The coming two-tier healthcare system

At the same time, ObamaCare is squeezing out the middle class from affordable private insurance that correlates with far better disease outcomes than government insurance. By bloating coverage requirements and minimizing the consideration of risks fundamental to pricing insurance, the law has already increased premiums by 20%-200% in more than 40 states, according to a 2013 analysis by the Manhattan Institute’s Avik Roy and others.

Less widely known is that inadequate reimbursement by government insurance to doctors substantially increases private-insurance prices. According to a December 2008 Milliman report presented by Will Fox and John Pickering, a shortfall of more than $88 billion in payments from Medicaid and Medicare beneficiaries added more than $1,500 extra a year in premiums and $1,800 extra in total out-of-pocket costs to every family of four with private insurance. With increasing enrollment into government insurance, private premiums will undoubtedly rise even more.

- Extracted entries
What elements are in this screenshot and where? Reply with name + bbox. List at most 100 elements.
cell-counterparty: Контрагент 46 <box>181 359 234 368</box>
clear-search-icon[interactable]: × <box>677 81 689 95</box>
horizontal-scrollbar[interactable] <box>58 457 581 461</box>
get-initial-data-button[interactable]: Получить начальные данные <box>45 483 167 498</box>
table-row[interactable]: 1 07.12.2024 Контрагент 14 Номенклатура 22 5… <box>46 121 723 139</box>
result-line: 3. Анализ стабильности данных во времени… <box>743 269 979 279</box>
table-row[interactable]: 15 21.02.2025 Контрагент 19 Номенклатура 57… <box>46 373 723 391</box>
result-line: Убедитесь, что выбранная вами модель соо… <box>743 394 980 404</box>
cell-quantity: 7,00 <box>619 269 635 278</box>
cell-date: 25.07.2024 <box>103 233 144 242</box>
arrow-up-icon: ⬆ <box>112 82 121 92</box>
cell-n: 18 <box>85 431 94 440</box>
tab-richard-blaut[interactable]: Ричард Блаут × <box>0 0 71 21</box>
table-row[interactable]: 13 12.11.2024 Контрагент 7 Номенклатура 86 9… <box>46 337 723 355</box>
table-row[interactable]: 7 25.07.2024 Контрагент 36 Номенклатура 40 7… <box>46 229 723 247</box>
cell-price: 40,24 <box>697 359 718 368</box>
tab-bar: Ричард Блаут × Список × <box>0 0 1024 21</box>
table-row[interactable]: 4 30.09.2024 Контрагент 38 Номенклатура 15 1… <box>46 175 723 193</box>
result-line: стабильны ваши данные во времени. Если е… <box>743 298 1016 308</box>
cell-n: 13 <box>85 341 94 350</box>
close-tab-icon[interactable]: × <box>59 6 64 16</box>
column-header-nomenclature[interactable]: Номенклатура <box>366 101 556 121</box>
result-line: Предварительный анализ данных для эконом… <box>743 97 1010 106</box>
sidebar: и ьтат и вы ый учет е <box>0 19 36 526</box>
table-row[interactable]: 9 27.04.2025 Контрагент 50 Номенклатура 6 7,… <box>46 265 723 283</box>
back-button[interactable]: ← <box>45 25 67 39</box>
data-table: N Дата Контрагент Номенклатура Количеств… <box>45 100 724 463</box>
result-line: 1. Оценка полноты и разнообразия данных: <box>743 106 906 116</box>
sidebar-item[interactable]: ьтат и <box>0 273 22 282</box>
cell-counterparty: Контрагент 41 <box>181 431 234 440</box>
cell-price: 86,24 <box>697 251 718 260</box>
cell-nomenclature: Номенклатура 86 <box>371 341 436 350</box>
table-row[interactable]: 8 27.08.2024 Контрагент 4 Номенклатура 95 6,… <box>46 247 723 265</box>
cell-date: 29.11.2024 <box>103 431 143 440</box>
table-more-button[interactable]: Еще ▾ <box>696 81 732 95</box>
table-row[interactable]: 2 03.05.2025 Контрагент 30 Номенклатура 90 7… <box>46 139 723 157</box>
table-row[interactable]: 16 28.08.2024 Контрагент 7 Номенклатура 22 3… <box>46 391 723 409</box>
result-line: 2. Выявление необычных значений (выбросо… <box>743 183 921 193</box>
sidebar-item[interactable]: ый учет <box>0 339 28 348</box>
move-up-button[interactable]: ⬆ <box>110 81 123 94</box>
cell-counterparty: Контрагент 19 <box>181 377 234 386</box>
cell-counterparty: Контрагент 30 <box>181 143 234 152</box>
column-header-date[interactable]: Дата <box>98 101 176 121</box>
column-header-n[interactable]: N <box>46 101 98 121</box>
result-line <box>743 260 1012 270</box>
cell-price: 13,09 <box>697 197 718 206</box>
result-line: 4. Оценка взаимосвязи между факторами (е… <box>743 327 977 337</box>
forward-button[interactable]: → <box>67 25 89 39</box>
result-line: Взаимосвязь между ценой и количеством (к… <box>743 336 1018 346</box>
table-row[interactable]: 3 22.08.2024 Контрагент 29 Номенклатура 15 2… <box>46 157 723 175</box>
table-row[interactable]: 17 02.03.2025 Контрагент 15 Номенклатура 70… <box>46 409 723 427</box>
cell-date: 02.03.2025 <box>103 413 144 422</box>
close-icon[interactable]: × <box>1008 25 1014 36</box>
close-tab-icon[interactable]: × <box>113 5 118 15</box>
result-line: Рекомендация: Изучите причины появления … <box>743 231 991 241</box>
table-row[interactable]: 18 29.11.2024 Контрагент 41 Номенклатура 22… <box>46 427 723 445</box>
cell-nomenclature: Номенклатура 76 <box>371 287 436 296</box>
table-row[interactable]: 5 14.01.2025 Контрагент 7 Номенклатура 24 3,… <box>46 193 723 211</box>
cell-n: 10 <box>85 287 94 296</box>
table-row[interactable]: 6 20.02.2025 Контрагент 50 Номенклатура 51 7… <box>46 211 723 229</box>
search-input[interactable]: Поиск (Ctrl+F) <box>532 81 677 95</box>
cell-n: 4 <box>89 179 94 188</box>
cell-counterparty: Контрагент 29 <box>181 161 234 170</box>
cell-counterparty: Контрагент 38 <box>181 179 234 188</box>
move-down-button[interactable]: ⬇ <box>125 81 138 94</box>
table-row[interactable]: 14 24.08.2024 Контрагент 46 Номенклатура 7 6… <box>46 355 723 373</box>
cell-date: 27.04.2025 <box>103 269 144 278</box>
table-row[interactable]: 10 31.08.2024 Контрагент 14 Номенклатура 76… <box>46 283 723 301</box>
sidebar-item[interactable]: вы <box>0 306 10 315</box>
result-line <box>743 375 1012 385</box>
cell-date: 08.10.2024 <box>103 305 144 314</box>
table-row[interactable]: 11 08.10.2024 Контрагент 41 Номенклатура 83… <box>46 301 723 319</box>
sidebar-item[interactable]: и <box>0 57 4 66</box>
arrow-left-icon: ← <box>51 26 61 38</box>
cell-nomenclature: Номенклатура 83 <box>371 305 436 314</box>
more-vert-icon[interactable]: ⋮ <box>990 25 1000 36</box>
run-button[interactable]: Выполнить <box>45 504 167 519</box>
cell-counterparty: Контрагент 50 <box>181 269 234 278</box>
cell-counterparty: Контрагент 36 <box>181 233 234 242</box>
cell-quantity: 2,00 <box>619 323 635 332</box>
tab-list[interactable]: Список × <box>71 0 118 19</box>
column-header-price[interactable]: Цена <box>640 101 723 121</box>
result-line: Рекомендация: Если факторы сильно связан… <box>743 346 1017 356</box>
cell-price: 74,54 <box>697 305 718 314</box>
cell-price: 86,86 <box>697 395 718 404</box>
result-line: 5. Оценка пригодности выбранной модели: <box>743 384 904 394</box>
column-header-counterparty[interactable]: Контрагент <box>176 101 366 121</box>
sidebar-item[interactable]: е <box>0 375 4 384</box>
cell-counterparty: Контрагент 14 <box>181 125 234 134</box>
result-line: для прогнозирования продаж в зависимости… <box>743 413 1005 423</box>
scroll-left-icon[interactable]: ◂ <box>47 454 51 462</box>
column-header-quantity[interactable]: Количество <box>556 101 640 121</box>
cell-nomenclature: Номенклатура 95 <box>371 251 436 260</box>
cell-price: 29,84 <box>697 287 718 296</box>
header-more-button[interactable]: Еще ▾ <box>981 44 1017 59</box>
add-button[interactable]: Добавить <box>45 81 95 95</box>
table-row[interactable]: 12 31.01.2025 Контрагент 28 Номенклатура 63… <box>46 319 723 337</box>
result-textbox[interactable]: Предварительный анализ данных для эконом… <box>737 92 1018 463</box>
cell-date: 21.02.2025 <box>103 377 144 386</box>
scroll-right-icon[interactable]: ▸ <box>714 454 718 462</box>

- Problems to solve
a) Say whether each statement agrees with the passage on the two-tier healthcare system. Answer yes or no, and quote the deciding words.
(i) A 2013 analysis found that premiums rose in more than 40 states.
(ii) The Milliman report by Will Fox and John Pickering came out in December 2009.
(iii) The Medicaid and Medicare payment shortfall added more than $1,500 a year in premiums for every family of four with private insurance.
b) Write the next part of the passage on the two-tier healthcare system, starting after its final sentence.

- Task-by-task answers
a)
(i) Yes: "the law has already increased premiums by 20%-200% in more than 40 states, according to a 2013 analysis by the Manhattan Institute’s Avik Roy and others."
(ii) No: "According to a December 2008 Milliman report presented by Will Fox and John Pickering."
(iii) Yes: "added more than $1,500 extra a year in premiums and $1,800 extra in total out-of-pocket costs to every family of four with private insurance."

b)
Even inside Medicare, two-tiered access will occur. Under political pressure in advance of this fall’s midterm elections, the administration backed off from the ObamaCare plan to eliminate affordable private drug-coverage options inside Medicare, options that all Medicare beneficiaries enjoyed before the law. These substantial cuts will likely return post-election, limiting those choices to more-affluent seniors.